Direction: Write out all the entries word for word and omit any pictures.

** BEGIN Exercise data **

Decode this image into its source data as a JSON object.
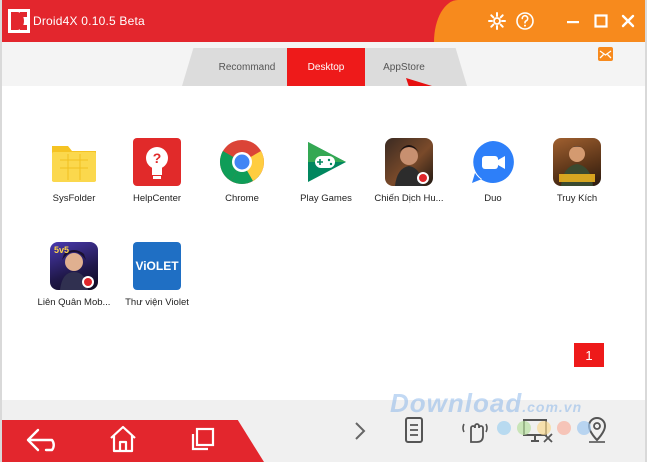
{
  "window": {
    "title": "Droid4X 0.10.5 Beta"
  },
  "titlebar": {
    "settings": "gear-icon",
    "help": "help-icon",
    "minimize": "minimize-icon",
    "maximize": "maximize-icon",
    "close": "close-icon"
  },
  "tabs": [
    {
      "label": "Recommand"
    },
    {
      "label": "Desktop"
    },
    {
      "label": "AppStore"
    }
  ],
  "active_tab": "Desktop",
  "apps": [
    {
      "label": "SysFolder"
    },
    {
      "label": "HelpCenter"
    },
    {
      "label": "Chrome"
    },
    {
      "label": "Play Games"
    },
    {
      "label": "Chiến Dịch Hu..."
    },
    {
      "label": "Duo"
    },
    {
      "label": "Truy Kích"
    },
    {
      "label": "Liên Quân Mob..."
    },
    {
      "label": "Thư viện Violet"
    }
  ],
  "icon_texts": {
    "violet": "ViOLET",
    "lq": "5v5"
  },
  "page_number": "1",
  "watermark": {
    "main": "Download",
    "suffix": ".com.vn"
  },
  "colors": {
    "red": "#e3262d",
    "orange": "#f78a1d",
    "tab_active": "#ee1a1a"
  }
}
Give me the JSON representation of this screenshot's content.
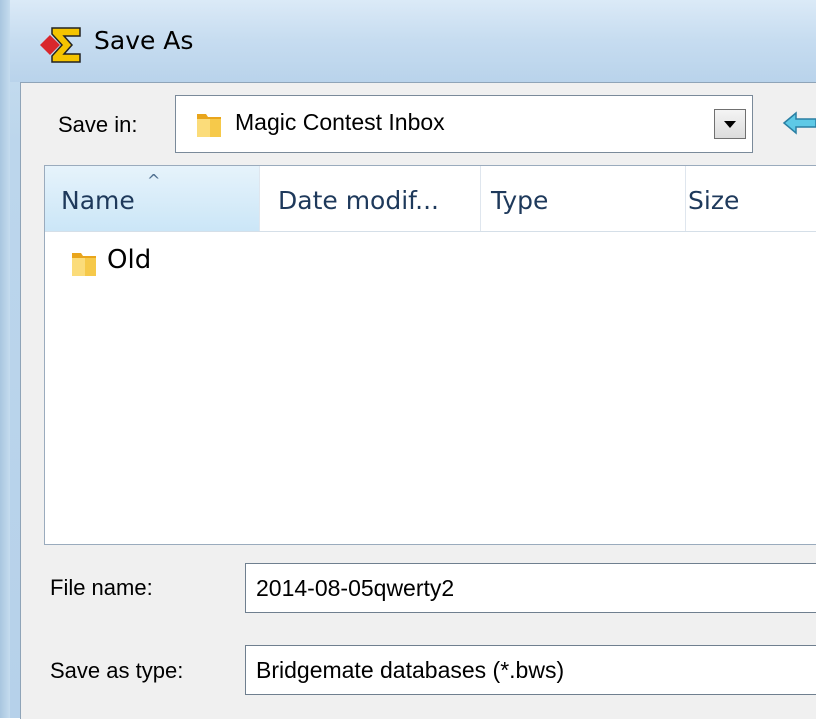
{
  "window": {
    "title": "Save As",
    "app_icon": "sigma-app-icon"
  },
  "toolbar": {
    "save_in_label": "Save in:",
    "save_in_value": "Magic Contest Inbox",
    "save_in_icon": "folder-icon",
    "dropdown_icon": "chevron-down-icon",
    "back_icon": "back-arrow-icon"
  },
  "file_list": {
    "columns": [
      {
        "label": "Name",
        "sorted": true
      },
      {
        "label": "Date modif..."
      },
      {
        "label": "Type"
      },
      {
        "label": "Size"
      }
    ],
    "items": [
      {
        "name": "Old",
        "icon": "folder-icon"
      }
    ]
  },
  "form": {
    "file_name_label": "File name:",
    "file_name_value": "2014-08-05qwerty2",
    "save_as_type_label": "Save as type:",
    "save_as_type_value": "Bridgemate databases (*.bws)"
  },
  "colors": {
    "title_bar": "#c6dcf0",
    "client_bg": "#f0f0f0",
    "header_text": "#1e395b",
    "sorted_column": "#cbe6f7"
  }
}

** END Exercise data **

Task response:
Decode this image into its source data as a JSON object.
{
  "window": {
    "title": "Droid4X 0.10.5 Beta"
  },
  "titlebar": {
    "settings": "gear-icon",
    "help": "help-icon",
    "minimize": "minimize-icon",
    "maximize": "maximize-icon",
    "close": "close-icon"
  },
  "tabs": [
    {
      "label": "Recommand"
    },
    {
      "label": "Desktop"
    },
    {
      "label": "AppStore"
    }
  ],
  "active_tab": "Desktop",
  "apps": [
    {
      "label": "SysFolder"
    },
    {
      "label": "HelpCenter"
    },
    {
      "label": "Chrome"
    },
    {
      "label": "Play Games"
    },
    {
      "label": "Chiến Dịch Hu..."
    },
    {
      "label": "Duo"
    },
    {
      "label": "Truy Kích"
    },
    {
      "label": "Liên Quân Mob..."
    },
    {
      "label": "Thư viện Violet"
    }
  ],
  "icon_texts": {
    "violet": "ViOLET",
    "lq": "5v5"
  },
  "page_number": "1",
  "watermark": {
    "main": "Download",
    "suffix": ".com.vn"
  },
  "colors": {
    "red": "#e3262d",
    "orange": "#f78a1d",
    "tab_active": "#ee1a1a"
  }
}
Give me the JSON representation of this screenshot's content.
{
  "window": {
    "title": "Save As",
    "app_icon": "sigma-app-icon"
  },
  "toolbar": {
    "save_in_label": "Save in:",
    "save_in_value": "Magic Contest Inbox",
    "save_in_icon": "folder-icon",
    "dropdown_icon": "chevron-down-icon",
    "back_icon": "back-arrow-icon"
  },
  "file_list": {
    "columns": [
      {
        "label": "Name",
        "sorted": true
      },
      {
        "label": "Date modif..."
      },
      {
        "label": "Type"
      },
      {
        "label": "Size"
      }
    ],
    "items": [
      {
        "name": "Old",
        "icon": "folder-icon"
      }
    ]
  },
  "form": {
    "file_name_label": "File name:",
    "file_name_value": "2014-08-05qwerty2",
    "save_as_type_label": "Save as type:",
    "save_as_type_value": "Bridgemate databases (*.bws)"
  },
  "colors": {
    "title_bar": "#c6dcf0",
    "client_bg": "#f0f0f0",
    "header_text": "#1e395b",
    "sorted_column": "#cbe6f7"
  }
}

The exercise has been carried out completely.